STATED PROBLEM
All lines in which the word "this" occurs are to be extracted.

A block of data
-------

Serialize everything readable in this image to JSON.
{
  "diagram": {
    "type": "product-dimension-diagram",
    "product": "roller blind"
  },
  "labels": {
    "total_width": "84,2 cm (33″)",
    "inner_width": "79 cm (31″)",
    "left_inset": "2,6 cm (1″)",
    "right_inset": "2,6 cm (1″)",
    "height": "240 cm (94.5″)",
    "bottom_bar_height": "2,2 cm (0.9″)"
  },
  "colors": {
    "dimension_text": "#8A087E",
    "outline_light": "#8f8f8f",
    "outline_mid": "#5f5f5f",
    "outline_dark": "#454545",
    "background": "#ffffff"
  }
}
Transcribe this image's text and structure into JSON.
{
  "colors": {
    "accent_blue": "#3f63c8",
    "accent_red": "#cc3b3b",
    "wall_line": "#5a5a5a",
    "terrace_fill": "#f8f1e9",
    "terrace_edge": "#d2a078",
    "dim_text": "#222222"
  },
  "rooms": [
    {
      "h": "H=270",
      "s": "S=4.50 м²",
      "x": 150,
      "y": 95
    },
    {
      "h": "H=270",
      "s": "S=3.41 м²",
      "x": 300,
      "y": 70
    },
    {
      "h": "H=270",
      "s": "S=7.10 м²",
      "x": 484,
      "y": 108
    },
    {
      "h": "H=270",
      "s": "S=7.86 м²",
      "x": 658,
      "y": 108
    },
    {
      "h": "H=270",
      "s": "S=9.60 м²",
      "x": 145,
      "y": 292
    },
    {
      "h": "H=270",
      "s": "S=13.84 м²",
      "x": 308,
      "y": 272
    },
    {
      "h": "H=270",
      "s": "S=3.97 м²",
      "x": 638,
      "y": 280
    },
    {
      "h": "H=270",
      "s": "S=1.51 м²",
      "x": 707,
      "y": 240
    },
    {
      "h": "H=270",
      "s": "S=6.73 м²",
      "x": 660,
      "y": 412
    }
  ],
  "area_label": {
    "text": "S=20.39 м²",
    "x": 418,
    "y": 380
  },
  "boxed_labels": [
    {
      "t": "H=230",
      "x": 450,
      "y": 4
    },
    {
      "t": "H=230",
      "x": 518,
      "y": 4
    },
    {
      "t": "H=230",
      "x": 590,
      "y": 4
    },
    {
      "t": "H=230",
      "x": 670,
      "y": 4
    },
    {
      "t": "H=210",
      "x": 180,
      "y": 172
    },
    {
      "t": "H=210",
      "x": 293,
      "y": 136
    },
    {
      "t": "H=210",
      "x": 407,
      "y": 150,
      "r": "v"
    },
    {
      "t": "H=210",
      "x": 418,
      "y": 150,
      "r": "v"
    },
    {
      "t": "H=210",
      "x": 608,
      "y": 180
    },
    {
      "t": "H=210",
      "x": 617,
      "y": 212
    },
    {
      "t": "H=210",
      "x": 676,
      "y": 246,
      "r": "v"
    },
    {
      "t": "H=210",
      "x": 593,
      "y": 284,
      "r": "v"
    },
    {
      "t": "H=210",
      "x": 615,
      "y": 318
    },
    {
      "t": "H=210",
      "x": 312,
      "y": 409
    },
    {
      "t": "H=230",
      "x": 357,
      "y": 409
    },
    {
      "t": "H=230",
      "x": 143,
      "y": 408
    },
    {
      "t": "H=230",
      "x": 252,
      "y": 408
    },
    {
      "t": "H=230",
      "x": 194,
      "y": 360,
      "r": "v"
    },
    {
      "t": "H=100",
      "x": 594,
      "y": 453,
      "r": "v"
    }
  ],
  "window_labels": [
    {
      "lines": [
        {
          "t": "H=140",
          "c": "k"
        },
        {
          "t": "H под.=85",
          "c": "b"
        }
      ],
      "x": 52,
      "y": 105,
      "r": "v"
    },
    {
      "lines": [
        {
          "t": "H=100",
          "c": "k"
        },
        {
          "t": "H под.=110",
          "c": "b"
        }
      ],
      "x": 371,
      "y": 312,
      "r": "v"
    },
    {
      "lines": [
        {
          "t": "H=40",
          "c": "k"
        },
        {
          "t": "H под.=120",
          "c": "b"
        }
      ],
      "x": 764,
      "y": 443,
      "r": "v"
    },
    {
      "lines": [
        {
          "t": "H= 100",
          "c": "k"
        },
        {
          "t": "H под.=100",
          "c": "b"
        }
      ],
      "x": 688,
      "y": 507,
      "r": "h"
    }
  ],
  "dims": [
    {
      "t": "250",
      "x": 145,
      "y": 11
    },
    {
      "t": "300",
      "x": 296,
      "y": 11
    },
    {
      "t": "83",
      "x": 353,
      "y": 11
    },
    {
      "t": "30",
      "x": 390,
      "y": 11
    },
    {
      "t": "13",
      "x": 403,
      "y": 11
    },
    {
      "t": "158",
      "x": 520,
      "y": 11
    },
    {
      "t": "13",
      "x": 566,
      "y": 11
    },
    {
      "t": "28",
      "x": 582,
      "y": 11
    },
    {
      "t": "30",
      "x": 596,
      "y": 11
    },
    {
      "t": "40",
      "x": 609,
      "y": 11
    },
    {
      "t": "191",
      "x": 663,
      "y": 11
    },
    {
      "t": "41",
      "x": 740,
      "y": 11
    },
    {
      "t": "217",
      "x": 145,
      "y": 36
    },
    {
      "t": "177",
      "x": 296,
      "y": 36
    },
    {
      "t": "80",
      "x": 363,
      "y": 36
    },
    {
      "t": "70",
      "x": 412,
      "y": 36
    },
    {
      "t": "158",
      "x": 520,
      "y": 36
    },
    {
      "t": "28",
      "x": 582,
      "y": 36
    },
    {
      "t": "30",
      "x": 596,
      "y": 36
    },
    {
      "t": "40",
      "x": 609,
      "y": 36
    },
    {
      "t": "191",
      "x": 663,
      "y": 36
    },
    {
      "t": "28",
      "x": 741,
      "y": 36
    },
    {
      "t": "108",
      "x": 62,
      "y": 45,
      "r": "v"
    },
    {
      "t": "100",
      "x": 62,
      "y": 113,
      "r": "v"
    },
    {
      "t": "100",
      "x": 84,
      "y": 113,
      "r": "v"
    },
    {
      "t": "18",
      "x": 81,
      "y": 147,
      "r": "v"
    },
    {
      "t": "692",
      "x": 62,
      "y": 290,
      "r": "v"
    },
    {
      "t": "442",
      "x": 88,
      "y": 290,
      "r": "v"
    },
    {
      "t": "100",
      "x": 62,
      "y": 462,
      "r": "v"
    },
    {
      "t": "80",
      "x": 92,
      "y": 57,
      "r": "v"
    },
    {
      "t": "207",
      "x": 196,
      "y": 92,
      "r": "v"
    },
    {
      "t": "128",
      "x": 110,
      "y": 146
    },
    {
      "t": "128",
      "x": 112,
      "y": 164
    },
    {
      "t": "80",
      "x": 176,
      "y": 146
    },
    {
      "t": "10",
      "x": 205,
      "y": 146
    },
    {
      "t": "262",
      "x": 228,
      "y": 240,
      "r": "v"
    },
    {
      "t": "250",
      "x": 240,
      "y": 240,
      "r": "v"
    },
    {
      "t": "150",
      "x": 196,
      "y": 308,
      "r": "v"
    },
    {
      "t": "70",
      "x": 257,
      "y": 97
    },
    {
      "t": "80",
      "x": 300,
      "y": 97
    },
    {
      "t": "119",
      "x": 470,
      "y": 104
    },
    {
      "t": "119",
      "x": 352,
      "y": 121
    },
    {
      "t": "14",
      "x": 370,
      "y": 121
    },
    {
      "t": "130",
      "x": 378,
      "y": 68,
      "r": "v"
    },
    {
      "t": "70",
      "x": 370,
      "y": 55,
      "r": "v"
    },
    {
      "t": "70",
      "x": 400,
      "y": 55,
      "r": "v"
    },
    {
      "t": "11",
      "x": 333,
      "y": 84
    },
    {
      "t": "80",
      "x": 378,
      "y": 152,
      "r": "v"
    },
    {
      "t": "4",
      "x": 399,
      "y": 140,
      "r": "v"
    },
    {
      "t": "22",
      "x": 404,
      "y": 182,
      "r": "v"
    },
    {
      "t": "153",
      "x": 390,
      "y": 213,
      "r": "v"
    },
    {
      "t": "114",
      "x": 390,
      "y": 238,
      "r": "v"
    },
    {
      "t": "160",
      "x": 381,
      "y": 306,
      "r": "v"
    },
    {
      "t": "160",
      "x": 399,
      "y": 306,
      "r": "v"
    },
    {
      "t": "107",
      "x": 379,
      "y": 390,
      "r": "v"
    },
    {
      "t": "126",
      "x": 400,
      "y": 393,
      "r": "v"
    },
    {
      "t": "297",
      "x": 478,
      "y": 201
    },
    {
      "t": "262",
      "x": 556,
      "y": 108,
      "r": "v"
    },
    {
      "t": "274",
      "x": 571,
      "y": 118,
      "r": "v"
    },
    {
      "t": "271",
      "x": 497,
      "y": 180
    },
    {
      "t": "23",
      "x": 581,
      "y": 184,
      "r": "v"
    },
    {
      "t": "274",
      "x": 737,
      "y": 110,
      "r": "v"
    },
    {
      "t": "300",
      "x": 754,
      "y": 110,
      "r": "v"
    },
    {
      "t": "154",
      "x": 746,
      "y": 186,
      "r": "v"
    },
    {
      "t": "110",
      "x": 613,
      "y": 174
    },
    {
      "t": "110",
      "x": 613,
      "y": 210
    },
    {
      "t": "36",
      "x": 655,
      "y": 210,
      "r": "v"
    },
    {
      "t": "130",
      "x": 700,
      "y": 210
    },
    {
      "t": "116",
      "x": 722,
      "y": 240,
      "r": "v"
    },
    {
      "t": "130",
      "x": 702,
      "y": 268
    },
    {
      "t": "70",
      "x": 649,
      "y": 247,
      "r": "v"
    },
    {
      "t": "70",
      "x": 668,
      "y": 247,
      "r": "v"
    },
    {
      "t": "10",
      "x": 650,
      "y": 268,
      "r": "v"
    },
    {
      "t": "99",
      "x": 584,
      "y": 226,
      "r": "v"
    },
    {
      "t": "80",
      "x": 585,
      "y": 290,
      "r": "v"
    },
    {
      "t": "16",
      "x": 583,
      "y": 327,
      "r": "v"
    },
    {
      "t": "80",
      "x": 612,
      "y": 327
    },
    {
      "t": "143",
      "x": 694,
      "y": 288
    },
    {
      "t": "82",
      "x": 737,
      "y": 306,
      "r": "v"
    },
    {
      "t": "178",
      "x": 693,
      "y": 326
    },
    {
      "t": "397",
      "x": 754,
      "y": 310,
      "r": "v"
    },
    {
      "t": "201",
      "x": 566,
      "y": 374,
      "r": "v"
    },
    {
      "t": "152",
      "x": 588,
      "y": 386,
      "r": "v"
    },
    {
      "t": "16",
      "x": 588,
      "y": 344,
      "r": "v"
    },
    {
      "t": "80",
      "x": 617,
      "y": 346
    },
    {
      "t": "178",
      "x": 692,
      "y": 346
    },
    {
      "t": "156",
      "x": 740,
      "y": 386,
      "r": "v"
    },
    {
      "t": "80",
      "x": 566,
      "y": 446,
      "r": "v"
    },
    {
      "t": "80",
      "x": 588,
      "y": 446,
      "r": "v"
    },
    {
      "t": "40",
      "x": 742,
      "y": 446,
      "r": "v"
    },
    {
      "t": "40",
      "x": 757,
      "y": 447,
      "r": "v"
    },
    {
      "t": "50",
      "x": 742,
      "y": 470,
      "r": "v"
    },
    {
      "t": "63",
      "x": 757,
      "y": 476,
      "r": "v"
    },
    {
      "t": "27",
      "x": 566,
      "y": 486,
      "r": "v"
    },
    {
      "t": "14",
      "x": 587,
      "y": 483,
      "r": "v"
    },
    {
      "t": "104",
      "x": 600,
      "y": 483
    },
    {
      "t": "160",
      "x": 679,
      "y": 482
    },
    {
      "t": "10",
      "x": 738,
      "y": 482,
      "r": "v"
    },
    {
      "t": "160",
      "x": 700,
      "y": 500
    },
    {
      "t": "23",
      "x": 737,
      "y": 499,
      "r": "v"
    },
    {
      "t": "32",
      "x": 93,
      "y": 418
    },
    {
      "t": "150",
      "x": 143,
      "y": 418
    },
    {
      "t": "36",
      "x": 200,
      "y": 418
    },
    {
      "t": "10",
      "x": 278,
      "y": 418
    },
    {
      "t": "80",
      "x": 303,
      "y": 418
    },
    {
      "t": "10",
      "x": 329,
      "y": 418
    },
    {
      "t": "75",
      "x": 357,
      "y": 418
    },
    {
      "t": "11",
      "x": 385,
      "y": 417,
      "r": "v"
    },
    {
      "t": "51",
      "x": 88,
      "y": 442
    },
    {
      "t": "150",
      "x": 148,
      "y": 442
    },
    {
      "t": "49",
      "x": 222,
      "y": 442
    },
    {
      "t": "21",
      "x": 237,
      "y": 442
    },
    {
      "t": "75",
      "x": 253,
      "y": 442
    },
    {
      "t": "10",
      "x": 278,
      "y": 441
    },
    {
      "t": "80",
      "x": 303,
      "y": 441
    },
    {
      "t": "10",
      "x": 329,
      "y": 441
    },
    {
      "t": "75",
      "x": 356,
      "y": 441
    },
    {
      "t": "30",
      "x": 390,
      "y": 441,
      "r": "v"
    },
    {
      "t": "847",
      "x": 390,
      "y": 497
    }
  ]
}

-------

THE RESULT
Serialize everything readable in this image to JSON.
Transcribe this image's text and structure into JSON.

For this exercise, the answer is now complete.